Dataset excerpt
☆ ☆ ☆ ☆ ☆ ☆ ☆
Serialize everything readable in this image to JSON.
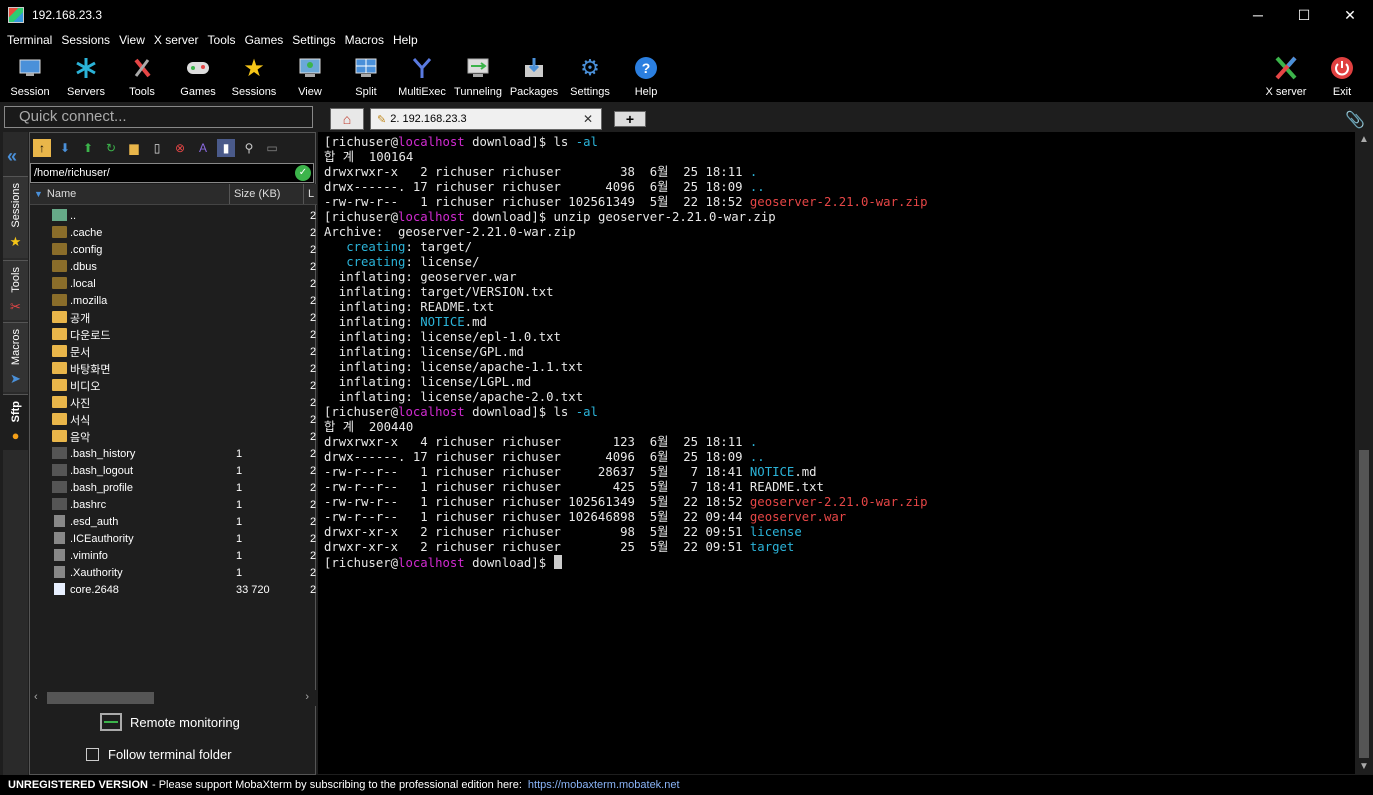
{
  "window": {
    "title": "192.168.23.3"
  },
  "menu": [
    "Terminal",
    "Sessions",
    "View",
    "X server",
    "Tools",
    "Games",
    "Settings",
    "Macros",
    "Help"
  ],
  "toolbar": {
    "buttons": [
      {
        "label": "Session",
        "icon": "session-icon",
        "color": "#4a90d9"
      },
      {
        "label": "Servers",
        "icon": "servers-icon",
        "color": "#2bb3d8"
      },
      {
        "label": "Tools",
        "icon": "tools-icon",
        "color": "#e64646"
      },
      {
        "label": "Games",
        "icon": "games-icon",
        "color": "#cccccc"
      },
      {
        "label": "Sessions",
        "icon": "star-icon",
        "color": "#f5c518"
      },
      {
        "label": "View",
        "icon": "view-icon",
        "color": "#6aa8d8"
      },
      {
        "label": "Split",
        "icon": "split-icon",
        "color": "#4a90d9"
      },
      {
        "label": "MultiExec",
        "icon": "multiexec-icon",
        "color": "#5a7ae0"
      },
      {
        "label": "Tunneling",
        "icon": "tunneling-icon",
        "color": "#3cb44b"
      },
      {
        "label": "Packages",
        "icon": "packages-icon",
        "color": "#6aa8d8"
      },
      {
        "label": "Settings",
        "icon": "gear-icon",
        "color": "#4a90d9"
      },
      {
        "label": "Help",
        "icon": "help-icon",
        "color": "#2b7fe0"
      }
    ],
    "xserver_label": "X server",
    "exit_label": "Exit"
  },
  "quick_connect": {
    "placeholder": "Quick connect..."
  },
  "tabs": {
    "session_label": "2. 192.168.23.3"
  },
  "rail": {
    "sessions": "Sessions",
    "tools": "Tools",
    "macros": "Macros",
    "sftp": "Sftp"
  },
  "sftp": {
    "path": "/home/richuser/",
    "columns": {
      "name": "Name",
      "size": "Size (KB)",
      "extra": "L"
    },
    "files": [
      {
        "name": "..",
        "size": "",
        "type": "parent"
      },
      {
        "name": ".cache",
        "size": "",
        "type": "folder-dark"
      },
      {
        "name": ".config",
        "size": "",
        "type": "folder-dark"
      },
      {
        "name": ".dbus",
        "size": "",
        "type": "folder-dark"
      },
      {
        "name": ".local",
        "size": "",
        "type": "folder-dark"
      },
      {
        "name": ".mozilla",
        "size": "",
        "type": "folder-dark"
      },
      {
        "name": "공개",
        "size": "",
        "type": "folder"
      },
      {
        "name": "다운로드",
        "size": "",
        "type": "folder"
      },
      {
        "name": "문서",
        "size": "",
        "type": "folder"
      },
      {
        "name": "바탕화면",
        "size": "",
        "type": "folder"
      },
      {
        "name": "비디오",
        "size": "",
        "type": "folder"
      },
      {
        "name": "사진",
        "size": "",
        "type": "folder"
      },
      {
        "name": "서식",
        "size": "",
        "type": "folder"
      },
      {
        "name": "음악",
        "size": "",
        "type": "folder"
      },
      {
        "name": ".bash_history",
        "size": "1",
        "type": "file-dark"
      },
      {
        "name": ".bash_logout",
        "size": "1",
        "type": "file-dark"
      },
      {
        "name": ".bash_profile",
        "size": "1",
        "type": "file-dark"
      },
      {
        "name": ".bashrc",
        "size": "1",
        "type": "file-dark"
      },
      {
        "name": ".esd_auth",
        "size": "1",
        "type": "file-doc"
      },
      {
        "name": ".ICEauthority",
        "size": "1",
        "type": "file-doc"
      },
      {
        "name": ".viminfo",
        "size": "1",
        "type": "file-doc"
      },
      {
        "name": ".Xauthority",
        "size": "1",
        "type": "file-doc"
      },
      {
        "name": "core.2648",
        "size": "33 720",
        "type": "file-white"
      }
    ],
    "extra_col": "2",
    "remote_monitoring": "Remote monitoring",
    "follow_folder": "Follow terminal folder"
  },
  "terminal": {
    "prompt_user": "richuser",
    "prompt_host": "localhost",
    "lines": [
      [
        {
          "t": "[",
          "c": ""
        },
        {
          "t": "richuser",
          "c": ""
        },
        {
          "t": "@",
          "c": ""
        },
        {
          "t": "localhost",
          "c": "mag"
        },
        {
          "t": " download]$ ls ",
          "c": ""
        },
        {
          "t": "-al",
          "c": "cyan"
        }
      ],
      [
        {
          "t": "합 계  100164",
          "c": ""
        }
      ],
      [
        {
          "t": "drwxrwxr-x   2 richuser richuser        38  6월  25 18:11 ",
          "c": ""
        },
        {
          "t": ".",
          "c": "cyan"
        }
      ],
      [
        {
          "t": "drwx------. 17 richuser richuser      4096  6월  25 18:09 ",
          "c": ""
        },
        {
          "t": "..",
          "c": "cyan"
        }
      ],
      [
        {
          "t": "-rw-rw-r--   1 richuser richuser 102561349  5월  22 18:52 ",
          "c": ""
        },
        {
          "t": "geoserver-2.21.0-war.zip",
          "c": "red"
        }
      ],
      [
        {
          "t": "[richuser@",
          "c": ""
        },
        {
          "t": "localhost",
          "c": "mag"
        },
        {
          "t": " download]$ unzip geoserver-2.21.0-war.zip",
          "c": ""
        }
      ],
      [
        {
          "t": "Archive:  geoserver-2.21.0-war.zip",
          "c": ""
        }
      ],
      [
        {
          "t": "   ",
          "c": ""
        },
        {
          "t": "creating",
          "c": "cyan"
        },
        {
          "t": ": target/",
          "c": ""
        }
      ],
      [
        {
          "t": "   ",
          "c": ""
        },
        {
          "t": "creating",
          "c": "cyan"
        },
        {
          "t": ": license/",
          "c": ""
        }
      ],
      [
        {
          "t": "  inflating: geoserver.war",
          "c": ""
        }
      ],
      [
        {
          "t": "  inflating: target/VERSION.txt",
          "c": ""
        }
      ],
      [
        {
          "t": "  inflating: README.txt",
          "c": ""
        }
      ],
      [
        {
          "t": "  inflating: ",
          "c": ""
        },
        {
          "t": "NOTICE",
          "c": "cyan"
        },
        {
          "t": ".md",
          "c": ""
        }
      ],
      [
        {
          "t": "  inflating: license/epl-1.0.txt",
          "c": ""
        }
      ],
      [
        {
          "t": "  inflating: license/GPL.md",
          "c": ""
        }
      ],
      [
        {
          "t": "  inflating: license/apache-1.1.txt",
          "c": ""
        }
      ],
      [
        {
          "t": "  inflating: license/LGPL.md",
          "c": ""
        }
      ],
      [
        {
          "t": "  inflating: license/apache-2.0.txt",
          "c": ""
        }
      ],
      [
        {
          "t": "[richuser@",
          "c": ""
        },
        {
          "t": "localhost",
          "c": "mag"
        },
        {
          "t": " download]$ ls ",
          "c": ""
        },
        {
          "t": "-al",
          "c": "cyan"
        }
      ],
      [
        {
          "t": "합 계  200440",
          "c": ""
        }
      ],
      [
        {
          "t": "drwxrwxr-x   4 richuser richuser       123  6월  25 18:11 ",
          "c": ""
        },
        {
          "t": ".",
          "c": "cyan"
        }
      ],
      [
        {
          "t": "drwx------. 17 richuser richuser      4096  6월  25 18:09 ",
          "c": ""
        },
        {
          "t": "..",
          "c": "cyan"
        }
      ],
      [
        {
          "t": "-rw-r--r--   1 richuser richuser     28637  5월   7 18:41 ",
          "c": ""
        },
        {
          "t": "NOTICE",
          "c": "cyan"
        },
        {
          "t": ".md",
          "c": ""
        }
      ],
      [
        {
          "t": "-rw-r--r--   1 richuser richuser       425  5월   7 18:41 README.txt",
          "c": ""
        }
      ],
      [
        {
          "t": "-rw-rw-r--   1 richuser richuser 102561349  5월  22 18:52 ",
          "c": ""
        },
        {
          "t": "geoserver-2.21.0-war.zip",
          "c": "red"
        }
      ],
      [
        {
          "t": "-rw-r--r--   1 richuser richuser 102646898  5월  22 09:44 ",
          "c": ""
        },
        {
          "t": "geoserver.war",
          "c": "red"
        }
      ],
      [
        {
          "t": "drwxr-xr-x   2 richuser richuser        98  5월  22 09:51 ",
          "c": ""
        },
        {
          "t": "license",
          "c": "cyan"
        }
      ],
      [
        {
          "t": "drwxr-xr-x   2 richuser richuser        25  5월  22 09:51 ",
          "c": ""
        },
        {
          "t": "target",
          "c": "cyan"
        }
      ],
      [
        {
          "t": "[richuser@",
          "c": ""
        },
        {
          "t": "localhost",
          "c": "mag"
        },
        {
          "t": " download]$ ",
          "c": ""
        }
      ]
    ]
  },
  "status": {
    "bold": "UNREGISTERED VERSION",
    "text": " -  Please support MobaXterm by subscribing to the professional edition here:",
    "link": "https://mobaxterm.mobatek.net"
  }
}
☆ ☆ ☆ ☆ ☆ ☆ ☆
■ REQUIRED WORK ■
Scan the listing above. Gather each line that contains the word "apache".

■ OUTPUT OF THE TASK ■
          "t": "  inflating: license/apache-1.1.txt",
          "t": "  inflating: license/apache-2.0.txt",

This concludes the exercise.